Task instructions: Note how many lines in the entries contain the string "以下的部分", then give that number and nothing else.

[START OF Information supplied]

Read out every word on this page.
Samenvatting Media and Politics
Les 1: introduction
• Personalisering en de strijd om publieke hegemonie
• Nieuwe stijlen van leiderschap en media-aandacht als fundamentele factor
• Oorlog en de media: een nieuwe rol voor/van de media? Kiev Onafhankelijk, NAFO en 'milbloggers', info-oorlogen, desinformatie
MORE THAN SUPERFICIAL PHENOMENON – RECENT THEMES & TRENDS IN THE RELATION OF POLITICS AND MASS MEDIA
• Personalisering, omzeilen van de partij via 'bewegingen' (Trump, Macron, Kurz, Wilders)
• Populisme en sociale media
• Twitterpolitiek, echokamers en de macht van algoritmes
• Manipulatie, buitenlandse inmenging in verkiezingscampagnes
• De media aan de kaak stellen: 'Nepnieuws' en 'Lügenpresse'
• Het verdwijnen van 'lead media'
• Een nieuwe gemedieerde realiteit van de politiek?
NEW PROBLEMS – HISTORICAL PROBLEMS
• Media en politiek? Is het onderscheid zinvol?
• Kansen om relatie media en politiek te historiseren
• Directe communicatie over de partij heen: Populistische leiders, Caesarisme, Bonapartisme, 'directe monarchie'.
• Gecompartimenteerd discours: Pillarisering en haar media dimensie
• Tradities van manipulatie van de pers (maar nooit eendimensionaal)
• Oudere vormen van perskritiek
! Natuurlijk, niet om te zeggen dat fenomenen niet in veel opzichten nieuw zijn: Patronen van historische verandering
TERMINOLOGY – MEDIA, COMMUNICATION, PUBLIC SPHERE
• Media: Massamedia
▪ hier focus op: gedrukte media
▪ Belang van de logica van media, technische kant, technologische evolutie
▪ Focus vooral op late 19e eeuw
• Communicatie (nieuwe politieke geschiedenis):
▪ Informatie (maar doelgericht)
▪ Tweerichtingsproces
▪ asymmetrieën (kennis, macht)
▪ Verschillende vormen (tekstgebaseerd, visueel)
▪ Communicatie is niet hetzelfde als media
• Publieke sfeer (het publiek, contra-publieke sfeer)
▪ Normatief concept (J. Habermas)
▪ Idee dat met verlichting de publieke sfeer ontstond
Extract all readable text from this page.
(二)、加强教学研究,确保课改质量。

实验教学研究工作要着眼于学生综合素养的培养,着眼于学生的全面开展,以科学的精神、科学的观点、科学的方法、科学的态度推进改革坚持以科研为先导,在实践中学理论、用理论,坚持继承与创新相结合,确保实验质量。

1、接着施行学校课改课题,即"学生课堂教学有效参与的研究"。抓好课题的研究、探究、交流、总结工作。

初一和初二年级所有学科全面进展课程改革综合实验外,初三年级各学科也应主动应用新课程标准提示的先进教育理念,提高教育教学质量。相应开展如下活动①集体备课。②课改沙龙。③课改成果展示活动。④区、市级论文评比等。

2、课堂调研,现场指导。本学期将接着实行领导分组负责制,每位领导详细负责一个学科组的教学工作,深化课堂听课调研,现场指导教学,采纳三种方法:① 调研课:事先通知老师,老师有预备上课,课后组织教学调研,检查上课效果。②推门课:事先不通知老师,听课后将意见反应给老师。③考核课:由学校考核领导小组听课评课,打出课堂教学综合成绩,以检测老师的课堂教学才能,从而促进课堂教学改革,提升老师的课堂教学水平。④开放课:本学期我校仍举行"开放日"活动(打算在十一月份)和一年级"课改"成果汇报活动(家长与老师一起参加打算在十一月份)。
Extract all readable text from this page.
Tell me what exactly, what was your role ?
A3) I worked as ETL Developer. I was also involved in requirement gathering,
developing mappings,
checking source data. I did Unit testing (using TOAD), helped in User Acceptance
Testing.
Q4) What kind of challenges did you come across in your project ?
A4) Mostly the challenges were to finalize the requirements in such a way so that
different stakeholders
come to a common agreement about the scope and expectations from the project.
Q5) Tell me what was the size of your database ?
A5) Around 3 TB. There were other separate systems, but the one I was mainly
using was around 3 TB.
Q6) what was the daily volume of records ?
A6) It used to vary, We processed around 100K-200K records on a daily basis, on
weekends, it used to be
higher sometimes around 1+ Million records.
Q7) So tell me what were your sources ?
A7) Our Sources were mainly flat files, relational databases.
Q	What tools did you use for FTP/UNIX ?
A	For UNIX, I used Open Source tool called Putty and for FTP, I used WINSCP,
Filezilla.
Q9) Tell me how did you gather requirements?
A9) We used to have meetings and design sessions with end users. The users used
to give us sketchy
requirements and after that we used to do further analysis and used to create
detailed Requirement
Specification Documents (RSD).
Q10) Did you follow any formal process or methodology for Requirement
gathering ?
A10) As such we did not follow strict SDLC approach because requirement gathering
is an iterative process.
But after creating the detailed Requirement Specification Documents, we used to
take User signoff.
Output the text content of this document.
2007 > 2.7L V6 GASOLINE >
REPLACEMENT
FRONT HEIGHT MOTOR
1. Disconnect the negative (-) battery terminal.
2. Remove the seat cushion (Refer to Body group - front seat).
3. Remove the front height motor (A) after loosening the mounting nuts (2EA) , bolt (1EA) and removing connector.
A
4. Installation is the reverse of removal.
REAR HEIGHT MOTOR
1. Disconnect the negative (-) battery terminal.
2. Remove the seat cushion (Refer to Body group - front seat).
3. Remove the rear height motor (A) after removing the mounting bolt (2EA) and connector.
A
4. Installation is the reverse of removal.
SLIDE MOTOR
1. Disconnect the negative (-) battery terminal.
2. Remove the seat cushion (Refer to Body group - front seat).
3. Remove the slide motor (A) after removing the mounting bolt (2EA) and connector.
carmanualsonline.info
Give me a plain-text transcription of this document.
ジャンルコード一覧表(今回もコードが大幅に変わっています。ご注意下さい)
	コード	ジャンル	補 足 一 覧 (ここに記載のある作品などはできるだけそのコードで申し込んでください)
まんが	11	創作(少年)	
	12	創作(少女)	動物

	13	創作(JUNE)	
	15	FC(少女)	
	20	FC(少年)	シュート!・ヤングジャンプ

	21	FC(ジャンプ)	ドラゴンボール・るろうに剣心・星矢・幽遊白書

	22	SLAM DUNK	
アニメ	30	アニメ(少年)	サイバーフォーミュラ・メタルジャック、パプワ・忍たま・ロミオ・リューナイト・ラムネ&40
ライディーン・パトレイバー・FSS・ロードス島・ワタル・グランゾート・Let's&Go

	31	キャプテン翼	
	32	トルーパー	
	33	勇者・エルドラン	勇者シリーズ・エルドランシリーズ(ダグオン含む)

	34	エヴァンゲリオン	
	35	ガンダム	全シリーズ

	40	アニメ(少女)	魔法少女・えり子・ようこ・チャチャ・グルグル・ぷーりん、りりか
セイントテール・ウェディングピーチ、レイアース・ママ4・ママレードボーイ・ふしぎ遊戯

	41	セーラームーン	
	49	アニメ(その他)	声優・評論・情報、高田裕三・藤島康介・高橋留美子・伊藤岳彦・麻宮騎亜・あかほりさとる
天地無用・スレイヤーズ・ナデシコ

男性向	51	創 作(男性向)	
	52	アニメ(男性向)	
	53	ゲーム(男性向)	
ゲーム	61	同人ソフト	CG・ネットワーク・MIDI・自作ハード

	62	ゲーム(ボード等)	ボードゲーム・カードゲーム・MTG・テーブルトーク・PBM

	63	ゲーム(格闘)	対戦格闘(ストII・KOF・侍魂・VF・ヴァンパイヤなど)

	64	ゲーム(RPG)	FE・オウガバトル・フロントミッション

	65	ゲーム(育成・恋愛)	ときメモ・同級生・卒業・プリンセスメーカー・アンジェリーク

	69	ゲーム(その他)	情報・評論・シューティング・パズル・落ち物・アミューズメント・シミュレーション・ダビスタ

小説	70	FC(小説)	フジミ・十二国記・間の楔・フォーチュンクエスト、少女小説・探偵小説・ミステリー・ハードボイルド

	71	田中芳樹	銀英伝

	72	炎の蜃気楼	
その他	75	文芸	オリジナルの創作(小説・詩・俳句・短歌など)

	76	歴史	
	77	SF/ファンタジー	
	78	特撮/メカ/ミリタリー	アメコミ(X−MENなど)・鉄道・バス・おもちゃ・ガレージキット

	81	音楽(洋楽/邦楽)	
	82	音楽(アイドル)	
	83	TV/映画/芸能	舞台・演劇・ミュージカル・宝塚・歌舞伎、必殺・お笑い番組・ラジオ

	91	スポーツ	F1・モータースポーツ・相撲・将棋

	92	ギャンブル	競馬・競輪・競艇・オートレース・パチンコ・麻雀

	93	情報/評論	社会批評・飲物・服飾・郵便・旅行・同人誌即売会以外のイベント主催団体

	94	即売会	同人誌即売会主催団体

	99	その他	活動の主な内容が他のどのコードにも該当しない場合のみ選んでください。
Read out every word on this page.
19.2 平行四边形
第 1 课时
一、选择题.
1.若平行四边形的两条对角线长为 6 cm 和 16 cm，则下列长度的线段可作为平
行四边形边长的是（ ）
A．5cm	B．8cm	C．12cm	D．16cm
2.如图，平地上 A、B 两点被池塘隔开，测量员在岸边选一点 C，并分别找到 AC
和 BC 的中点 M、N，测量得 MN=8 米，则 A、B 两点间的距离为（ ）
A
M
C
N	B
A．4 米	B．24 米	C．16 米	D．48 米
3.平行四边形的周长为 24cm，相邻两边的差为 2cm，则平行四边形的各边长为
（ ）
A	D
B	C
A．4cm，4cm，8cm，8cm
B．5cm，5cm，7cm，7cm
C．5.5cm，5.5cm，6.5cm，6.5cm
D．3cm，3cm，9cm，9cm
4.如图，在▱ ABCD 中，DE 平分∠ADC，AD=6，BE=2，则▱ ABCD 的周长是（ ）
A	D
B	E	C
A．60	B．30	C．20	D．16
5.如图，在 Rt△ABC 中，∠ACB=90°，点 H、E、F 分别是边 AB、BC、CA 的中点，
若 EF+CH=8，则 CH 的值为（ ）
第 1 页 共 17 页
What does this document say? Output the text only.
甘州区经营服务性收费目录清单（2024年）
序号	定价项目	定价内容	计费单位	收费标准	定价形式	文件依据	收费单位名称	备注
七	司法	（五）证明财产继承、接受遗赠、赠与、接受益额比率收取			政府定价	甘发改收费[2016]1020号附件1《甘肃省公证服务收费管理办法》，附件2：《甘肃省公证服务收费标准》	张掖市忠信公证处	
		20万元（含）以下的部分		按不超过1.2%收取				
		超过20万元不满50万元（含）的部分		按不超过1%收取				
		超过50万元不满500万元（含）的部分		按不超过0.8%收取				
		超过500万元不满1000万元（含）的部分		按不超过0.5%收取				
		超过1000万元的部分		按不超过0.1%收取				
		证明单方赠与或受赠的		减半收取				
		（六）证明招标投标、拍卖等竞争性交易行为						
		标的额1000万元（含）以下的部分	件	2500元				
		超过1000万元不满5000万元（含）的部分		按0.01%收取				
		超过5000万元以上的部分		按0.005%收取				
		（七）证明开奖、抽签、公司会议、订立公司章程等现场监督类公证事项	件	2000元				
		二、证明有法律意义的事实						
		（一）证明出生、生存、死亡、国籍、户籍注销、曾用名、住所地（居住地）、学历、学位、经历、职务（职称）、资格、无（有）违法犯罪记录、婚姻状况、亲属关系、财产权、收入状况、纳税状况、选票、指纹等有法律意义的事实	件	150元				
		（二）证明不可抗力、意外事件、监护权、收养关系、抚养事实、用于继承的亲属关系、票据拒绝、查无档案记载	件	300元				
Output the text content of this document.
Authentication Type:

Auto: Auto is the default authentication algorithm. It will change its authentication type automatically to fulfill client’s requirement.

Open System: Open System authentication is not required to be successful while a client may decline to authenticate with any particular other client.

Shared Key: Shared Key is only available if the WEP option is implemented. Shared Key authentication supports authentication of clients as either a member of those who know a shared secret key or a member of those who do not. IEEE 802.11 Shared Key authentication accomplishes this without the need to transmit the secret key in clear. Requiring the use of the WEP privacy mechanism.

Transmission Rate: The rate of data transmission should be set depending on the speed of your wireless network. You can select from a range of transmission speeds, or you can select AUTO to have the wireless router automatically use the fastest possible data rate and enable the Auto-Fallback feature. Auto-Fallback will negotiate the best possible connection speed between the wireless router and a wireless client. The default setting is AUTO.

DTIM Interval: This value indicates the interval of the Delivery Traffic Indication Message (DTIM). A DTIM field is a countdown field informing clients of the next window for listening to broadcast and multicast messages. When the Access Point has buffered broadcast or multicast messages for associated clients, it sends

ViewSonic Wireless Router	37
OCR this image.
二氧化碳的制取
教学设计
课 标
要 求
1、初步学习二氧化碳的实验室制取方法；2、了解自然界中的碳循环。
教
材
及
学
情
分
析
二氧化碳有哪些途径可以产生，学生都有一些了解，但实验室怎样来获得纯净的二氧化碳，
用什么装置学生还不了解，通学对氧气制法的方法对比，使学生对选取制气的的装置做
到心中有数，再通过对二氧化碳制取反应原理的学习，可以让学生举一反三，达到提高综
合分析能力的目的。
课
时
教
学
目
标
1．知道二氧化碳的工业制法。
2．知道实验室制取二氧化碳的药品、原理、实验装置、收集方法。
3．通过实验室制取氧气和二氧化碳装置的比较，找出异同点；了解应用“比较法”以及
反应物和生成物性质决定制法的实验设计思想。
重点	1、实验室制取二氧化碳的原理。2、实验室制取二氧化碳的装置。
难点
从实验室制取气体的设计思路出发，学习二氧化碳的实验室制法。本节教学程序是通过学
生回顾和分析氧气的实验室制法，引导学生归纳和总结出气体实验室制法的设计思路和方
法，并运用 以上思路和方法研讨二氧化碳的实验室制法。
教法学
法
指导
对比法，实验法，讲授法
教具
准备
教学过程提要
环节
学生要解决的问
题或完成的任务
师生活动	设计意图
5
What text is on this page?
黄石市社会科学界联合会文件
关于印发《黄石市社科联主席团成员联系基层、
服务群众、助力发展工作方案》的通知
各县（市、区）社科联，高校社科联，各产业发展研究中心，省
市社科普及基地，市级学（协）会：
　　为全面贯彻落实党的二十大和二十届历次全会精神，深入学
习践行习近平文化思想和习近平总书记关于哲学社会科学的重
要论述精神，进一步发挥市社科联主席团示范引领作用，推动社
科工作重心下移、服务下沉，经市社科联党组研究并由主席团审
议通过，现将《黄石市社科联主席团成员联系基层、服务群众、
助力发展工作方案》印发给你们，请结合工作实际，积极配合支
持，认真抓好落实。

[END OF Information supplied]

Written response: 2